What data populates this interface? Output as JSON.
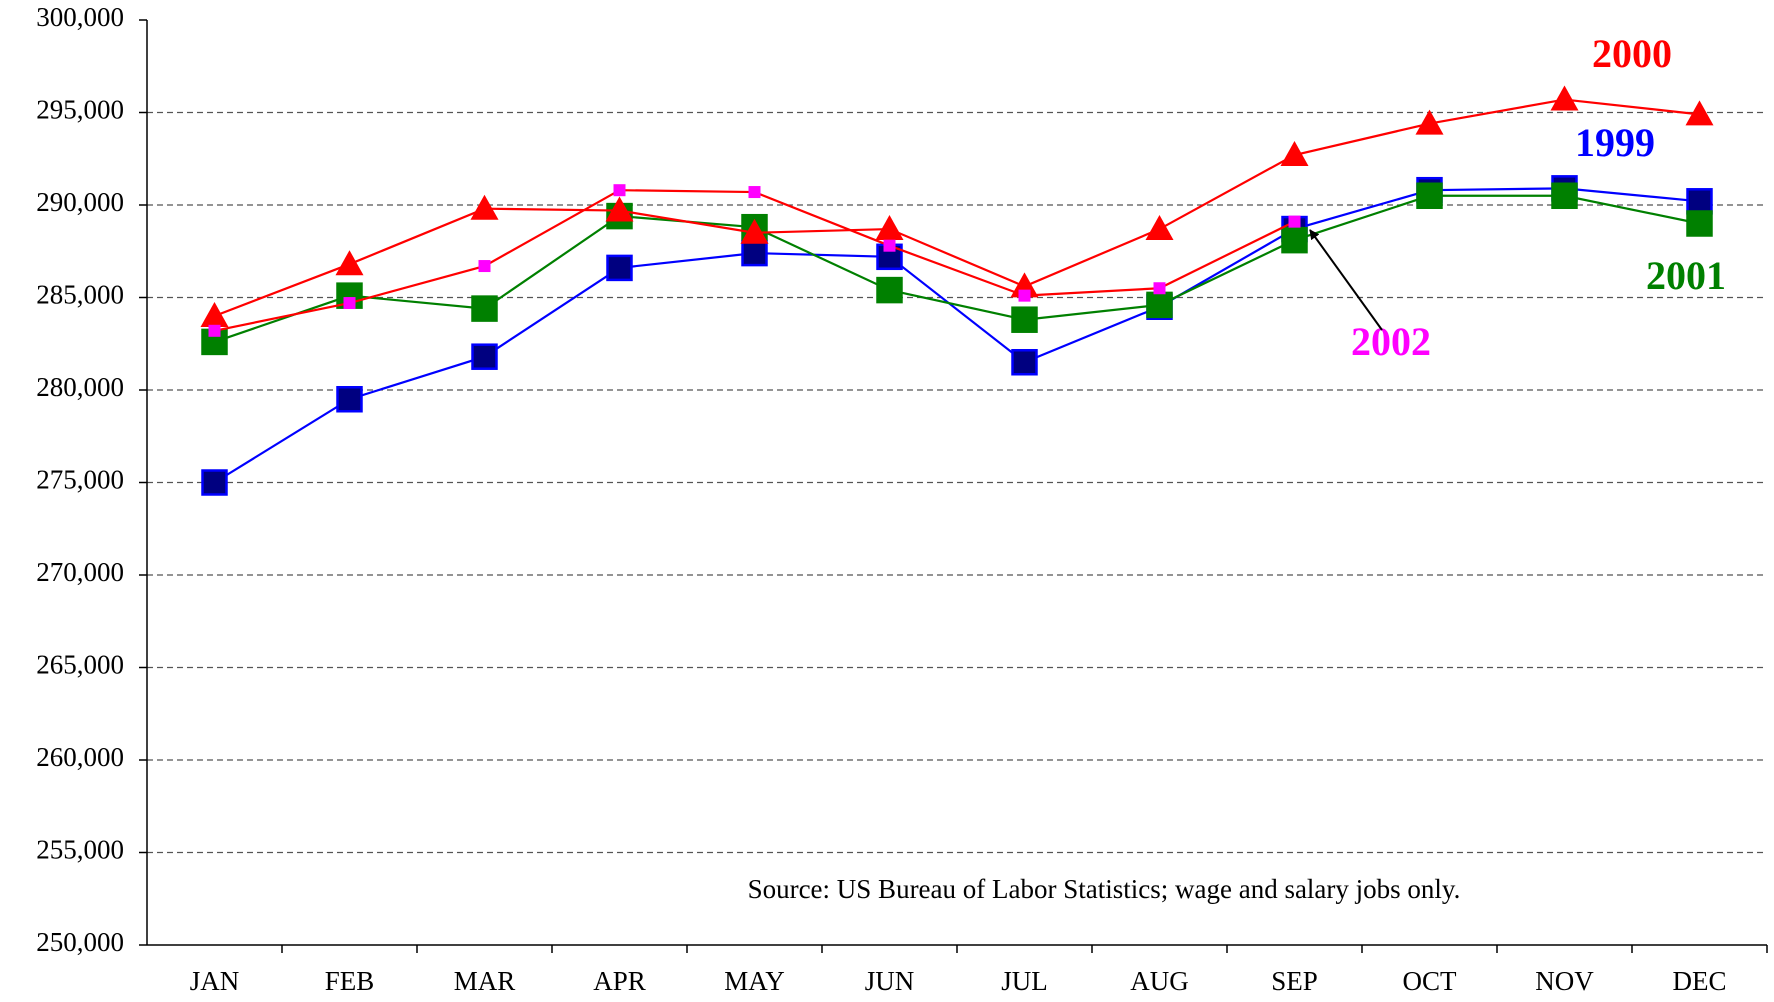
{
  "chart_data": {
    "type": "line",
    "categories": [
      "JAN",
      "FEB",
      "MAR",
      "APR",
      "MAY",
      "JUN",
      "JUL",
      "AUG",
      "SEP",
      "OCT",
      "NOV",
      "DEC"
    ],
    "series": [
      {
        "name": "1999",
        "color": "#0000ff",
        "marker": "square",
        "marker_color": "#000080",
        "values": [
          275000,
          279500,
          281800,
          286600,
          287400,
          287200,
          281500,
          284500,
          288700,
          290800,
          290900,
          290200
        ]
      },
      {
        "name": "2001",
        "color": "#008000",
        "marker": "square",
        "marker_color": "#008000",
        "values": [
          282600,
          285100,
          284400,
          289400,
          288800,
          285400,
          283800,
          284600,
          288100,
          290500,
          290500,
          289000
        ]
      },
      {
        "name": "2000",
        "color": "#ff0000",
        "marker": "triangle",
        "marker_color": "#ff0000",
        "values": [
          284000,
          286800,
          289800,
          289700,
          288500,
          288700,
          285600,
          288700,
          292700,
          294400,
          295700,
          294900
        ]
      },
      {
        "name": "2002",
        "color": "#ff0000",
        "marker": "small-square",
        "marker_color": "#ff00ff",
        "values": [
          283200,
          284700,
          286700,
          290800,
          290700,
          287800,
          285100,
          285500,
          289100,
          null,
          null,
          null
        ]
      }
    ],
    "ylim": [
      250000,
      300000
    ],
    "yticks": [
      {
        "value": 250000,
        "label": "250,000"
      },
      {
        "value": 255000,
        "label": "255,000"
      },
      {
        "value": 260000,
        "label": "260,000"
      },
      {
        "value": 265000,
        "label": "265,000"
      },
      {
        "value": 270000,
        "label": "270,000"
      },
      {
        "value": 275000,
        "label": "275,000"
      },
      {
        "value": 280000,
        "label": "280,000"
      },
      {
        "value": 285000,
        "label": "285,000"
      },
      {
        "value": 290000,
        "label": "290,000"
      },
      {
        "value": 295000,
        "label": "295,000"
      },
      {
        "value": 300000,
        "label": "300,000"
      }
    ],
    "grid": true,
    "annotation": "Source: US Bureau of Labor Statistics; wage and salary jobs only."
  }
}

⁂

Set down the material above as is, without any pictures.

*Exercise solution:*
What data populates this interface? Output as JSON.
{
  "chart_data": {
    "type": "line",
    "categories": [
      "JAN",
      "FEB",
      "MAR",
      "APR",
      "MAY",
      "JUN",
      "JUL",
      "AUG",
      "SEP",
      "OCT",
      "NOV",
      "DEC"
    ],
    "series": [
      {
        "name": "1999",
        "color": "#0000ff",
        "marker": "square",
        "marker_color": "#000080",
        "values": [
          275000,
          279500,
          281800,
          286600,
          287400,
          287200,
          281500,
          284500,
          288700,
          290800,
          290900,
          290200
        ]
      },
      {
        "name": "2001",
        "color": "#008000",
        "marker": "square",
        "marker_color": "#008000",
        "values": [
          282600,
          285100,
          284400,
          289400,
          288800,
          285400,
          283800,
          284600,
          288100,
          290500,
          290500,
          289000
        ]
      },
      {
        "name": "2000",
        "color": "#ff0000",
        "marker": "triangle",
        "marker_color": "#ff0000",
        "values": [
          284000,
          286800,
          289800,
          289700,
          288500,
          288700,
          285600,
          288700,
          292700,
          294400,
          295700,
          294900
        ]
      },
      {
        "name": "2002",
        "color": "#ff0000",
        "marker": "small-square",
        "marker_color": "#ff00ff",
        "values": [
          283200,
          284700,
          286700,
          290800,
          290700,
          287800,
          285100,
          285500,
          289100,
          null,
          null,
          null
        ]
      }
    ],
    "ylim": [
      250000,
      300000
    ],
    "yticks": [
      {
        "value": 250000,
        "label": "250,000"
      },
      {
        "value": 255000,
        "label": "255,000"
      },
      {
        "value": 260000,
        "label": "260,000"
      },
      {
        "value": 265000,
        "label": "265,000"
      },
      {
        "value": 270000,
        "label": "270,000"
      },
      {
        "value": 275000,
        "label": "275,000"
      },
      {
        "value": 280000,
        "label": "280,000"
      },
      {
        "value": 285000,
        "label": "285,000"
      },
      {
        "value": 290000,
        "label": "290,000"
      },
      {
        "value": 295000,
        "label": "295,000"
      },
      {
        "value": 300000,
        "label": "300,000"
      }
    ],
    "grid": true,
    "annotation": "Source: US Bureau of Labor Statistics; wage and salary jobs only."
  }
}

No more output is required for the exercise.